*PROBLEM DESCRIPTION:* The expected output is the full set of entries, printed exactly, without pictures.

*INFORMATION GIVEN:*
------------------------------------------------------------------------
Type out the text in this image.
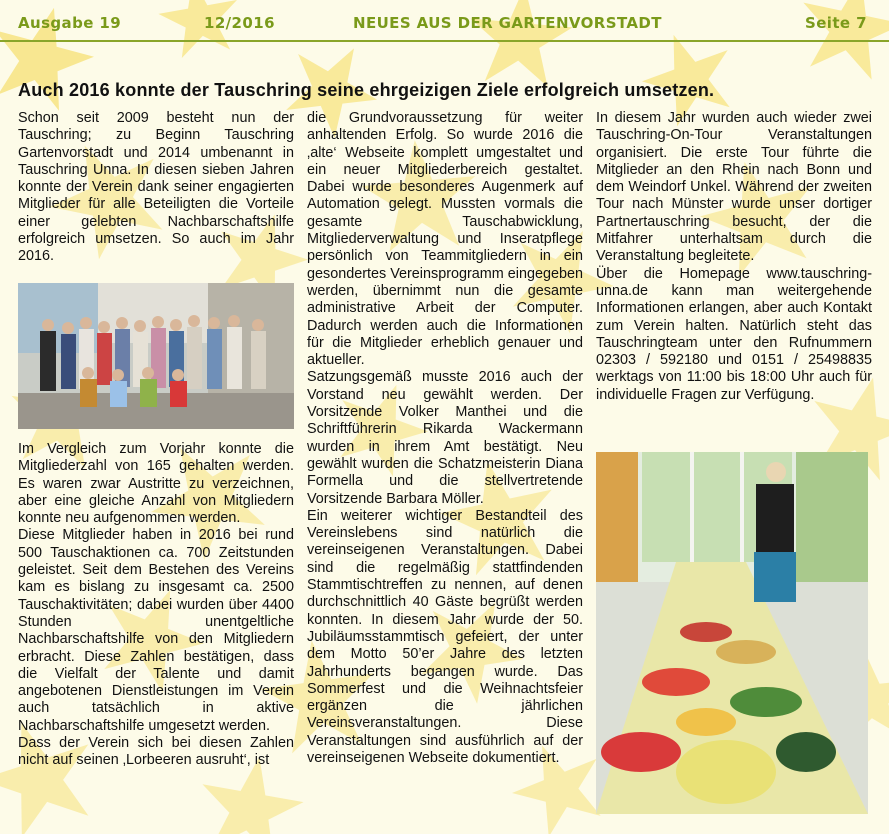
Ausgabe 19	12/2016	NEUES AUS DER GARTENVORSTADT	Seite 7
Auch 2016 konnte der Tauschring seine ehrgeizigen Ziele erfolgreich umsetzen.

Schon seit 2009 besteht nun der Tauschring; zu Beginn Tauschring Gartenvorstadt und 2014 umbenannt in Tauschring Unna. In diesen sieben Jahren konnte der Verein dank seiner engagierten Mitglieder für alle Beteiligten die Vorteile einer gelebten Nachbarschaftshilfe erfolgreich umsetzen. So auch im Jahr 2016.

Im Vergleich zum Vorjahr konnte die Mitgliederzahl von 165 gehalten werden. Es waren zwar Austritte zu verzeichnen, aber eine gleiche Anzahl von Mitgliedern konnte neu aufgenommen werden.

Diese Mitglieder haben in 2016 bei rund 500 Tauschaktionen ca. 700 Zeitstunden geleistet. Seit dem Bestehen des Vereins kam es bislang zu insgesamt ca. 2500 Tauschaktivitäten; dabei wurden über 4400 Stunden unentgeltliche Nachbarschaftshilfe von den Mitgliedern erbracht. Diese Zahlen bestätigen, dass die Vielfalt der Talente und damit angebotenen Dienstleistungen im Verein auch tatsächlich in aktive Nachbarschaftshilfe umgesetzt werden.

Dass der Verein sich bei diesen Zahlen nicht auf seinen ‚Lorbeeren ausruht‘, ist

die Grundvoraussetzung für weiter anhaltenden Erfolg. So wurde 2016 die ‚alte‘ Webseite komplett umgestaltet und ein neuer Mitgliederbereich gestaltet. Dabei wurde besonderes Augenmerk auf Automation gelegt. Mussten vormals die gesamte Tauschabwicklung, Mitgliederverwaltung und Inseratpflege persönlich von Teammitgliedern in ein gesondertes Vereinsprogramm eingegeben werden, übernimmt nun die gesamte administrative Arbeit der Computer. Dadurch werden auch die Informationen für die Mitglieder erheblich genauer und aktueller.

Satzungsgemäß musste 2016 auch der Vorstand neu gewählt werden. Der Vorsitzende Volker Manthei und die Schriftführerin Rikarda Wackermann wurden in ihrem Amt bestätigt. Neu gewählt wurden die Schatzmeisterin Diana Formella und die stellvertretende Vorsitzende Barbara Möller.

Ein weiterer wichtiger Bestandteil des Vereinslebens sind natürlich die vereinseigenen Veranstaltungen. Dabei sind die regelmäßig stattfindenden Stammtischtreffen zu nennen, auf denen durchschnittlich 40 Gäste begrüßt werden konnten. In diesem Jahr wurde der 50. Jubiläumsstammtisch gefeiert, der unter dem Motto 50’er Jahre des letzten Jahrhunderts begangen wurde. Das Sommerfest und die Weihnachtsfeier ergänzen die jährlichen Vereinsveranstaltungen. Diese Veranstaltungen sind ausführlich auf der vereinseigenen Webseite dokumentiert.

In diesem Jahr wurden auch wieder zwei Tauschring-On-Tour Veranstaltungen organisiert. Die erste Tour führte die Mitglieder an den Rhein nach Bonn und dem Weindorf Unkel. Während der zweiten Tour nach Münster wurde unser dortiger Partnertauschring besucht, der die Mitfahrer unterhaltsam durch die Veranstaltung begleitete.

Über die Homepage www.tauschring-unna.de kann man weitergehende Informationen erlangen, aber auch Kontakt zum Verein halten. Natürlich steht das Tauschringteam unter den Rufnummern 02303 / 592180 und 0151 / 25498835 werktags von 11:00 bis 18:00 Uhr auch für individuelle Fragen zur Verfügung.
------------------------------------------------------------------------
*RESPONSE TO THE EXERCISE:*
Type out the text in this image.
Ausgabe 19	12/2016	NEUES AUS DER GARTENVORSTADT	Seite 7
Auch 2016 konnte der Tauschring seine ehrgeizigen Ziele erfolgreich umsetzen.

Schon seit 2009 besteht nun der Tauschring; zu Beginn Tauschring Gartenvorstadt und 2014 umbenannt in Tauschring Unna. In diesen sieben Jahren konnte der Verein dank seiner engagierten Mitglieder für alle Beteiligten die Vorteile einer gelebten Nachbarschaftshilfe erfolgreich umsetzen. So auch im Jahr 2016.

Im Vergleich zum Vorjahr konnte die Mitgliederzahl von 165 gehalten werden. Es waren zwar Austritte zu verzeichnen, aber eine gleiche Anzahl von Mitgliedern konnte neu aufgenommen werden.

Diese Mitglieder haben in 2016 bei rund 500 Tauschaktionen ca. 700 Zeitstunden geleistet. Seit dem Bestehen des Vereins kam es bislang zu insgesamt ca. 2500 Tauschaktivitäten; dabei wurden über 4400 Stunden unentgeltliche Nachbarschaftshilfe von den Mitgliedern erbracht. Diese Zahlen bestätigen, dass die Vielfalt der Talente und damit angebotenen Dienstleistungen im Verein auch tatsächlich in aktive Nachbarschaftshilfe umgesetzt werden.

Dass der Verein sich bei diesen Zahlen nicht auf seinen ‚Lorbeeren ausruht‘, ist

die Grundvoraussetzung für weiter anhaltenden Erfolg. So wurde 2016 die ‚alte‘ Webseite komplett umgestaltet und ein neuer Mitgliederbereich gestaltet. Dabei wurde besonderes Augenmerk auf Automation gelegt. Mussten vormals die gesamte Tauschabwicklung, Mitgliederverwaltung und Inseratpflege persönlich von Teammitgliedern in ein gesondertes Vereinsprogramm eingegeben werden, übernimmt nun die gesamte administrative Arbeit der Computer. Dadurch werden auch die Informationen für die Mitglieder erheblich genauer und aktueller.

Satzungsgemäß musste 2016 auch der Vorstand neu gewählt werden. Der Vorsitzende Volker Manthei und die Schriftführerin Rikarda Wackermann wurden in ihrem Amt bestätigt. Neu gewählt wurden die Schatzmeisterin Diana Formella und die stellvertretende Vorsitzende Barbara Möller.

Ein weiterer wichtiger Bestandteil des Vereinslebens sind natürlich die vereinseigenen Veranstaltungen. Dabei sind die regelmäßig stattfindenden Stammtischtreffen zu nennen, auf denen durchschnittlich 40 Gäste begrüßt werden konnten. In diesem Jahr wurde der 50. Jubiläumsstammtisch gefeiert, der unter dem Motto 50’er Jahre des letzten Jahrhunderts begangen wurde. Das Sommerfest und die Weihnachtsfeier ergänzen die jährlichen Vereinsveranstaltungen. Diese Veranstaltungen sind ausführlich auf der vereinseigenen Webseite dokumentiert.

In diesem Jahr wurden auch wieder zwei Tauschring-On-Tour Veranstaltungen organisiert. Die erste Tour führte die Mitglieder an den Rhein nach Bonn und dem Weindorf Unkel. Während der zweiten Tour nach Münster wurde unser dortiger Partnertauschring besucht, der die Mitfahrer unterhaltsam durch die Veranstaltung begleitete.

Über die Homepage www.tauschring-unna.de kann man weitergehende Informationen erlangen, aber auch Kontakt zum Verein halten. Natürlich steht das Tauschringteam unter den Rufnummern 02303 / 592180 und 0151 / 25498835 werktags von 11:00 bis 18:00 Uhr auch für individuelle Fragen zur Verfügung.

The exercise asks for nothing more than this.